> **Short problem**: Pick out all lines in the listing holding the string "была" and copy them.

(Records from a collection)
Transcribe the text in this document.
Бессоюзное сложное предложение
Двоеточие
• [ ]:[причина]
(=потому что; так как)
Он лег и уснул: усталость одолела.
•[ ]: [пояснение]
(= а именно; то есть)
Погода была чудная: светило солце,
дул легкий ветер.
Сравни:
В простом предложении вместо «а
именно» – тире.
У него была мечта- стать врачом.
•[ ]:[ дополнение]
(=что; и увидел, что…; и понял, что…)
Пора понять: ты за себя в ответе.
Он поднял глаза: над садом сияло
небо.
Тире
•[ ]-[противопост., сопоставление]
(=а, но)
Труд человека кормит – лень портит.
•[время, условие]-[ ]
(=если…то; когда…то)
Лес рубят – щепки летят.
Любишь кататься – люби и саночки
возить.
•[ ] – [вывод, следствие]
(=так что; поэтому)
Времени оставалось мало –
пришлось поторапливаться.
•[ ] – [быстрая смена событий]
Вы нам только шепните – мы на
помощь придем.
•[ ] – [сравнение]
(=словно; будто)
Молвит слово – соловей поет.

> **Solution to the problem**:
Погода была чудная: светило солце,
У него была мечта- стать врачом.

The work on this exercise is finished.